##### Dataset

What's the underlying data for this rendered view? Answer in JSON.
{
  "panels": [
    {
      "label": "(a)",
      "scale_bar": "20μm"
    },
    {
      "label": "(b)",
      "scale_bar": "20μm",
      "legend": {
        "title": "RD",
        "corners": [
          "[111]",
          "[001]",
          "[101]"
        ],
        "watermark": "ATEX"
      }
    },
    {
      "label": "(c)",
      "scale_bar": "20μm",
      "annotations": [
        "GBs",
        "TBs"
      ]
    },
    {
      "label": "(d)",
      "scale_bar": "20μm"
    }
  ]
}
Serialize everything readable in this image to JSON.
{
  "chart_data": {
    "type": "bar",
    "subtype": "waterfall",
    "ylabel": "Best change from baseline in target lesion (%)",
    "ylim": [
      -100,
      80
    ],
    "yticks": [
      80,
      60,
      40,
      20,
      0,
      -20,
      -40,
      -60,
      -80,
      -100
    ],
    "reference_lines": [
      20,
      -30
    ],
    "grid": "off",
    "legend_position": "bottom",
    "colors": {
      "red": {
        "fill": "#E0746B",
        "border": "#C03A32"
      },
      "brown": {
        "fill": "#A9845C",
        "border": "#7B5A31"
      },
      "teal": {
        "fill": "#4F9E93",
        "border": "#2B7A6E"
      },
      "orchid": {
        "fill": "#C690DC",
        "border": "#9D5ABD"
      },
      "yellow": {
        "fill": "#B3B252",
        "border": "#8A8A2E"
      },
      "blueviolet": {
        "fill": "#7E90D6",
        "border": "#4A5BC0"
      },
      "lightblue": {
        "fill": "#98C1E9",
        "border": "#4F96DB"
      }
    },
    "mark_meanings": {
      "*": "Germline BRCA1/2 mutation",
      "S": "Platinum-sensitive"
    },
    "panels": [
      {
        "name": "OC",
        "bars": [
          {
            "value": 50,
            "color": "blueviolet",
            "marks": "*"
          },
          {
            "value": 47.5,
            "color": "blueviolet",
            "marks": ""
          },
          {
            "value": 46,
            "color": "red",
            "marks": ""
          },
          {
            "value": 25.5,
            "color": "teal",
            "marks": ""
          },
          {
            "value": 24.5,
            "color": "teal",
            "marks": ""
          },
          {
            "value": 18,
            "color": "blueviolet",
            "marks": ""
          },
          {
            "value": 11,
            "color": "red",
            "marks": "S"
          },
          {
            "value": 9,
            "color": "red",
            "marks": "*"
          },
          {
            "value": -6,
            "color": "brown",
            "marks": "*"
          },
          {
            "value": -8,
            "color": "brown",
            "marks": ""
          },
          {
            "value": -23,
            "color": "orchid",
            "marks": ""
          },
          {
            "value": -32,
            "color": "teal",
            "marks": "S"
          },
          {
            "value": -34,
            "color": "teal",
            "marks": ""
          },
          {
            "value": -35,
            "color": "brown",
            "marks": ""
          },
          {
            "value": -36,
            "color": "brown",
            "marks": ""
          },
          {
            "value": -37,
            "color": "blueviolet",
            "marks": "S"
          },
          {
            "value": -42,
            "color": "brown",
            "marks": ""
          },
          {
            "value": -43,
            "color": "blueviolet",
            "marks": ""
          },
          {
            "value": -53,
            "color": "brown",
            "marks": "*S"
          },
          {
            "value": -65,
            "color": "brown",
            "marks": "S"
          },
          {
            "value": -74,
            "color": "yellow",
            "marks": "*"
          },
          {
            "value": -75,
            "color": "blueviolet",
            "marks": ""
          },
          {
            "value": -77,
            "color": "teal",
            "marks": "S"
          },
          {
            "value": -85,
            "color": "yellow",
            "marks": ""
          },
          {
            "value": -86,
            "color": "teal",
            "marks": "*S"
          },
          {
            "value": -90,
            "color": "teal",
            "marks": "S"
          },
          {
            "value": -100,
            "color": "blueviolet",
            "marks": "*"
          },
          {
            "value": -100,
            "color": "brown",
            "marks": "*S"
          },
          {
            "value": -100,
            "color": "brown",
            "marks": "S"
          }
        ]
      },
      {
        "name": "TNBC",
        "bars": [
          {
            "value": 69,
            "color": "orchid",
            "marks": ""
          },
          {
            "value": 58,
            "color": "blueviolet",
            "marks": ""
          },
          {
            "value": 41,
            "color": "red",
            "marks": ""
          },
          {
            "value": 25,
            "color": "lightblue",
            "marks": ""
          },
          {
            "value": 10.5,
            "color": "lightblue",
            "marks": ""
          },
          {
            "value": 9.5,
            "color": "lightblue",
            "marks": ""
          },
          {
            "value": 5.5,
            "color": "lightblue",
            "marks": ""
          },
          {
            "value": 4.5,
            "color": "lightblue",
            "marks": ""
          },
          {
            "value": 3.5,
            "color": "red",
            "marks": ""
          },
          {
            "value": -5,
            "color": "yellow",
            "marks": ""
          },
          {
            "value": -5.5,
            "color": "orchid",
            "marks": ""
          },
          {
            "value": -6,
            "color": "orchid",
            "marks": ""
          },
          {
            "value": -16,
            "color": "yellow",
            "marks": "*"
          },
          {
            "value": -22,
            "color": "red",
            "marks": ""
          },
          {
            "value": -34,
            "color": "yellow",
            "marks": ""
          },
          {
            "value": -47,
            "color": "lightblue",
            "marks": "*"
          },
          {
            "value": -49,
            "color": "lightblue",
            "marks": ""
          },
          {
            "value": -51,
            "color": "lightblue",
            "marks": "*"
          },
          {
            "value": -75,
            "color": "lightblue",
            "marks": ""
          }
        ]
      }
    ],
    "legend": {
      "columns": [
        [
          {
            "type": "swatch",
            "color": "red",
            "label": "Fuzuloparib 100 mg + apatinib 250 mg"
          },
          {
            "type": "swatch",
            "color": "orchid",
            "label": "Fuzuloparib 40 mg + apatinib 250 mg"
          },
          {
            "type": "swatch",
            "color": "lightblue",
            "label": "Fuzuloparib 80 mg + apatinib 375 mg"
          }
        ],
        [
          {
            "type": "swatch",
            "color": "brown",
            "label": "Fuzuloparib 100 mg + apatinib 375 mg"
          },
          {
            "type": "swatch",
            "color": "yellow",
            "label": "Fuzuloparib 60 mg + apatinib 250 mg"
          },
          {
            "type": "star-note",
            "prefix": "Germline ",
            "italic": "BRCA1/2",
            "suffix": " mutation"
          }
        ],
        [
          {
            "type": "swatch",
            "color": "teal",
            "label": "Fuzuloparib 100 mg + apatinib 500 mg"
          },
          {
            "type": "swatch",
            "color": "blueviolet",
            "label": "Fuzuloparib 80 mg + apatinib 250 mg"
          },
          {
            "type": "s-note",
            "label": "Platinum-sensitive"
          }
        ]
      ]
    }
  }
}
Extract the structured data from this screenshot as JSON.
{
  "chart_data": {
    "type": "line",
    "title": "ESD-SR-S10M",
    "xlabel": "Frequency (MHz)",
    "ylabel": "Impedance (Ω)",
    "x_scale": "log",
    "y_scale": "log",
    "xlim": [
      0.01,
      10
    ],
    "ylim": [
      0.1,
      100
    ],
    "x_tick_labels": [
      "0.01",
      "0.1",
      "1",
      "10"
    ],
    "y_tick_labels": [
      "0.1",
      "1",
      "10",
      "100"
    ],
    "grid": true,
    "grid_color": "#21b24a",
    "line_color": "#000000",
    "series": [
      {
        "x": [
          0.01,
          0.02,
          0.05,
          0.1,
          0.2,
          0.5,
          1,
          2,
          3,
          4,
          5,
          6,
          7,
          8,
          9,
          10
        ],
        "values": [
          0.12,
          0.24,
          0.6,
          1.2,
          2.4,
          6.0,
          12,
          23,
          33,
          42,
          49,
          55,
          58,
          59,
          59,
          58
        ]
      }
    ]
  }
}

##########

▶ Exercise description: All of the lines above need to be given again exactly.

▶ Result of this task:
What's the underlying data for this rendered view? Answer in JSON.
{
  "panels": [
    {
      "label": "(a)",
      "scale_bar": "20μm"
    },
    {
      "label": "(b)",
      "scale_bar": "20μm",
      "legend": {
        "title": "RD",
        "corners": [
          "[111]",
          "[001]",
          "[101]"
        ],
        "watermark": "ATEX"
      }
    },
    {
      "label": "(c)",
      "scale_bar": "20μm",
      "annotations": [
        "GBs",
        "TBs"
      ]
    },
    {
      "label": "(d)",
      "scale_bar": "20μm"
    }
  ]
}
Serialize everything readable in this image to JSON.
{
  "chart_data": {
    "type": "bar",
    "subtype": "waterfall",
    "ylabel": "Best change from baseline in target lesion (%)",
    "ylim": [
      -100,
      80
    ],
    "yticks": [
      80,
      60,
      40,
      20,
      0,
      -20,
      -40,
      -60,
      -80,
      -100
    ],
    "reference_lines": [
      20,
      -30
    ],
    "grid": "off",
    "legend_position": "bottom",
    "colors": {
      "red": {
        "fill": "#E0746B",
        "border": "#C03A32"
      },
      "brown": {
        "fill": "#A9845C",
        "border": "#7B5A31"
      },
      "teal": {
        "fill": "#4F9E93",
        "border": "#2B7A6E"
      },
      "orchid": {
        "fill": "#C690DC",
        "border": "#9D5ABD"
      },
      "yellow": {
        "fill": "#B3B252",
        "border": "#8A8A2E"
      },
      "blueviolet": {
        "fill": "#7E90D6",
        "border": "#4A5BC0"
      },
      "lightblue": {
        "fill": "#98C1E9",
        "border": "#4F96DB"
      }
    },
    "mark_meanings": {
      "*": "Germline BRCA1/2 mutation",
      "S": "Platinum-sensitive"
    },
    "panels": [
      {
        "name": "OC",
        "bars": [
          {
            "value": 50,
            "color": "blueviolet",
            "marks": "*"
          },
          {
            "value": 47.5,
            "color": "blueviolet",
            "marks": ""
          },
          {
            "value": 46,
            "color": "red",
            "marks": ""
          },
          {
            "value": 25.5,
            "color": "teal",
            "marks": ""
          },
          {
            "value": 24.5,
            "color": "teal",
            "marks": ""
          },
          {
            "value": 18,
            "color": "blueviolet",
            "marks": ""
          },
          {
            "value": 11,
            "color": "red",
            "marks": "S"
          },
          {
            "value": 9,
            "color": "red",
            "marks": "*"
          },
          {
            "value": -6,
            "color": "brown",
            "marks": "*"
          },
          {
            "value": -8,
            "color": "brown",
            "marks": ""
          },
          {
            "value": -23,
            "color": "orchid",
            "marks": ""
          },
          {
            "value": -32,
            "color": "teal",
            "marks": "S"
          },
          {
            "value": -34,
            "color": "teal",
            "marks": ""
          },
          {
            "value": -35,
            "color": "brown",
            "marks": ""
          },
          {
            "value": -36,
            "color": "brown",
            "marks": ""
          },
          {
            "value": -37,
            "color": "blueviolet",
            "marks": "S"
          },
          {
            "value": -42,
            "color": "brown",
            "marks": ""
          },
          {
            "value": -43,
            "color": "blueviolet",
            "marks": ""
          },
          {
            "value": -53,
            "color": "brown",
            "marks": "*S"
          },
          {
            "value": -65,
            "color": "brown",
            "marks": "S"
          },
          {
            "value": -74,
            "color": "yellow",
            "marks": "*"
          },
          {
            "value": -75,
            "color": "blueviolet",
            "marks": ""
          },
          {
            "value": -77,
            "color": "teal",
            "marks": "S"
          },
          {
            "value": -85,
            "color": "yellow",
            "marks": ""
          },
          {
            "value": -86,
            "color": "teal",
            "marks": "*S"
          },
          {
            "value": -90,
            "color": "teal",
            "marks": "S"
          },
          {
            "value": -100,
            "color": "blueviolet",
            "marks": "*"
          },
          {
            "value": -100,
            "color": "brown",
            "marks": "*S"
          },
          {
            "value": -100,
            "color": "brown",
            "marks": "S"
          }
        ]
      },
      {
        "name": "TNBC",
        "bars": [
          {
            "value": 69,
            "color": "orchid",
            "marks": ""
          },
          {
            "value": 58,
            "color": "blueviolet",
            "marks": ""
          },
          {
            "value": 41,
            "color": "red",
            "marks": ""
          },
          {
            "value": 25,
            "color": "lightblue",
            "marks": ""
          },
          {
            "value": 10.5,
            "color": "lightblue",
            "marks": ""
          },
          {
            "value": 9.5,
            "color": "lightblue",
            "marks": ""
          },
          {
            "value": 5.5,
            "color": "lightblue",
            "marks": ""
          },
          {
            "value": 4.5,
            "color": "lightblue",
            "marks": ""
          },
          {
            "value": 3.5,
            "color": "red",
            "marks": ""
          },
          {
            "value": -5,
            "color": "yellow",
            "marks": ""
          },
          {
            "value": -5.5,
            "color": "orchid",
            "marks": ""
          },
          {
            "value": -6,
            "color": "orchid",
            "marks": ""
          },
          {
            "value": -16,
            "color": "yellow",
            "marks": "*"
          },
          {
            "value": -22,
            "color": "red",
            "marks": ""
          },
          {
            "value": -34,
            "color": "yellow",
            "marks": ""
          },
          {
            "value": -47,
            "color": "lightblue",
            "marks": "*"
          },
          {
            "value": -49,
            "color": "lightblue",
            "marks": ""
          },
          {
            "value": -51,
            "color": "lightblue",
            "marks": "*"
          },
          {
            "value": -75,
            "color": "lightblue",
            "marks": ""
          }
        ]
      }
    ],
    "legend": {
      "columns": [
        [
          {
            "type": "swatch",
            "color": "red",
            "label": "Fuzuloparib 100 mg + apatinib 250 mg"
          },
          {
            "type": "swatch",
            "color": "orchid",
            "label": "Fuzuloparib 40 mg + apatinib 250 mg"
          },
          {
            "type": "swatch",
            "color": "lightblue",
            "label": "Fuzuloparib 80 mg + apatinib 375 mg"
          }
        ],
        [
          {
            "type": "swatch",
            "color": "brown",
            "label": "Fuzuloparib 100 mg + apatinib 375 mg"
          },
          {
            "type": "swatch",
            "color": "yellow",
            "label": "Fuzuloparib 60 mg + apatinib 250 mg"
          },
          {
            "type": "star-note",
            "prefix": "Germline ",
            "italic": "BRCA1/2",
            "suffix": " mutation"
          }
        ],
        [
          {
            "type": "swatch",
            "color": "teal",
            "label": "Fuzuloparib 100 mg + apatinib 500 mg"
          },
          {
            "type": "swatch",
            "color": "blueviolet",
            "label": "Fuzuloparib 80 mg + apatinib 250 mg"
          },
          {
            "type": "s-note",
            "label": "Platinum-sensitive"
          }
        ]
      ]
    }
  }
}
Extract the structured data from this screenshot as JSON.
{
  "chart_data": {
    "type": "line",
    "title": "ESD-SR-S10M",
    "xlabel": "Frequency (MHz)",
    "ylabel": "Impedance (Ω)",
    "x_scale": "log",
    "y_scale": "log",
    "xlim": [
      0.01,
      10
    ],
    "ylim": [
      0.1,
      100
    ],
    "x_tick_labels": [
      "0.01",
      "0.1",
      "1",
      "10"
    ],
    "y_tick_labels": [
      "0.1",
      "1",
      "10",
      "100"
    ],
    "grid": true,
    "grid_color": "#21b24a",
    "line_color": "#000000",
    "series": [
      {
        "x": [
          0.01,
          0.02,
          0.05,
          0.1,
          0.2,
          0.5,
          1,
          2,
          3,
          4,
          5,
          6,
          7,
          8,
          9,
          10
        ],
        "values": [
          0.12,
          0.24,
          0.6,
          1.2,
          2.4,
          6.0,
          12,
          23,
          33,
          42,
          49,
          55,
          58,
          59,
          59,
          58
        ]
      }
    ]
  }
}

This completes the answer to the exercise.